### What you are asked to do
Set out each line from the following listing that includes the word "Montag".
◆ ◆ ◆ ◆
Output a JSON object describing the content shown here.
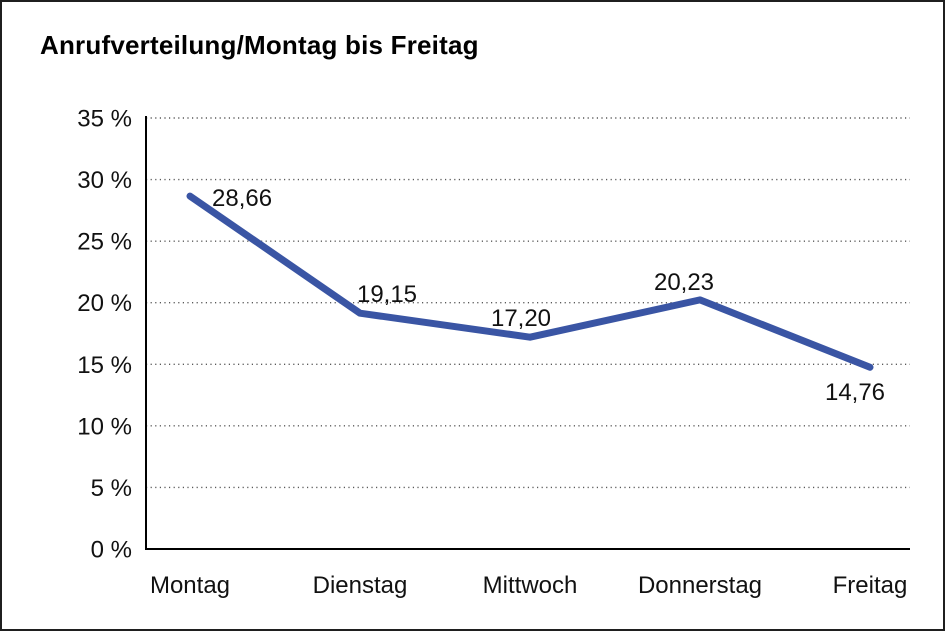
{
  "page": {
    "background": "#ffffff",
    "border_color": "#1f1f1f"
  },
  "chart_data": {
    "type": "line",
    "title": "Anrufverteilung/Montag bis Freitag",
    "categories": [
      "Montag",
      "Dienstag",
      "Mittwoch",
      "Donnerstag",
      "Freitag"
    ],
    "values": [
      28.66,
      19.15,
      17.2,
      20.23,
      14.76
    ],
    "value_labels": [
      "28,66",
      "19,15",
      "17,20",
      "20,23",
      "14,76"
    ],
    "series_name": "Anrufverteilung",
    "xlabel": "",
    "ylabel": "",
    "ylim": [
      0,
      35
    ],
    "ytick_step": 5,
    "ytick_labels": [
      "0 %",
      "5 %",
      "10 %",
      "15 %",
      "20 %",
      "25 %",
      "30 %",
      "35 %"
    ],
    "grid": "horizontal-dotted",
    "legend_position": "none",
    "line_color": "#3a55a4",
    "axis_color": "#000000",
    "gridline_color": "#595959",
    "label_color": "#111111"
  }
}
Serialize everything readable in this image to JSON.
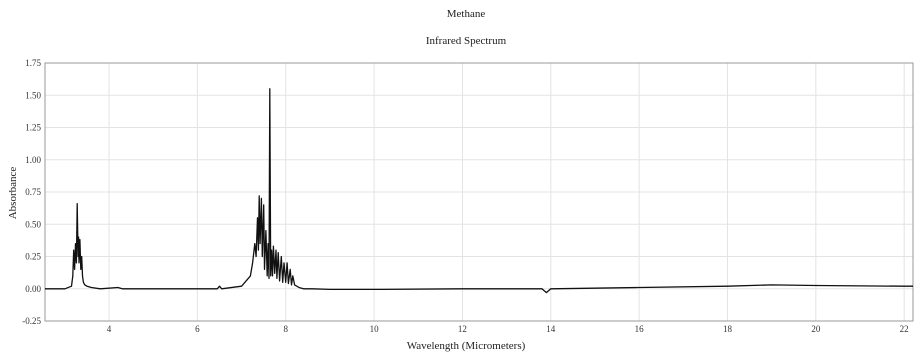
{
  "chart_data": {
    "type": "line",
    "title": "Methane",
    "subtitle": "Infrared Spectrum",
    "xlabel": "Wavelength (Micrometers)",
    "ylabel": "Absorbance",
    "xlim": [
      2.55,
      22.2
    ],
    "ylim": [
      -0.25,
      1.75
    ],
    "xticks": [
      4,
      6,
      8,
      10,
      12,
      14,
      16,
      18,
      20,
      22
    ],
    "yticks": [
      -0.25,
      0.0,
      0.25,
      0.5,
      0.75,
      1.0,
      1.25,
      1.5,
      1.75
    ],
    "ytick_labels": [
      "-0.25",
      "0.00",
      "0.25",
      "0.50",
      "0.75",
      "1.00",
      "1.25",
      "1.50",
      "1.75"
    ],
    "grid": true,
    "series": [
      {
        "x": [
          2.55,
          3.0,
          3.15,
          3.18,
          3.2,
          3.22,
          3.24,
          3.26,
          3.28,
          3.3,
          3.31,
          3.32,
          3.34,
          3.36,
          3.38,
          3.4,
          3.42,
          3.45,
          3.5,
          3.6,
          3.8,
          4.2,
          4.3,
          5.0,
          6.0,
          6.45,
          6.5,
          6.55,
          7.0,
          7.2,
          7.25,
          7.3,
          7.33,
          7.36,
          7.38,
          7.4,
          7.42,
          7.45,
          7.47,
          7.5,
          7.52,
          7.55,
          7.58,
          7.6,
          7.62,
          7.64,
          7.66,
          7.68,
          7.7,
          7.72,
          7.75,
          7.78,
          7.8,
          7.83,
          7.86,
          7.9,
          7.93,
          7.96,
          8.0,
          8.03,
          8.06,
          8.1,
          8.13,
          8.16,
          8.2,
          8.25,
          8.3,
          8.4,
          8.6,
          9.0,
          10.0,
          12.0,
          13.8,
          13.9,
          14.0,
          16.0,
          18.0,
          19.0,
          20.0,
          22.0,
          22.2
        ],
        "y": [
          0.0,
          0.0,
          0.02,
          0.1,
          0.3,
          0.15,
          0.35,
          0.2,
          0.66,
          0.25,
          0.4,
          0.2,
          0.38,
          0.15,
          0.25,
          0.1,
          0.05,
          0.03,
          0.02,
          0.01,
          0.0,
          0.01,
          0.0,
          0.0,
          0.0,
          0.0,
          0.02,
          0.0,
          0.02,
          0.1,
          0.2,
          0.35,
          0.25,
          0.55,
          0.3,
          0.72,
          0.35,
          0.7,
          0.25,
          0.65,
          0.15,
          0.45,
          0.1,
          0.35,
          0.08,
          1.55,
          0.1,
          0.3,
          0.1,
          0.33,
          0.12,
          0.3,
          0.08,
          0.28,
          0.06,
          0.25,
          0.05,
          0.2,
          0.05,
          0.2,
          0.04,
          0.15,
          0.03,
          0.1,
          0.03,
          0.02,
          0.01,
          0.0,
          0.0,
          -0.005,
          -0.005,
          0.0,
          0.0,
          -0.03,
          0.0,
          0.01,
          0.02,
          0.03,
          0.025,
          0.02,
          0.02
        ]
      }
    ]
  }
}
◆ ◆ ◆ ◆
### Solution to this problem
    "title": "Anrufverteilung/Montag bis Freitag",
      "Montag",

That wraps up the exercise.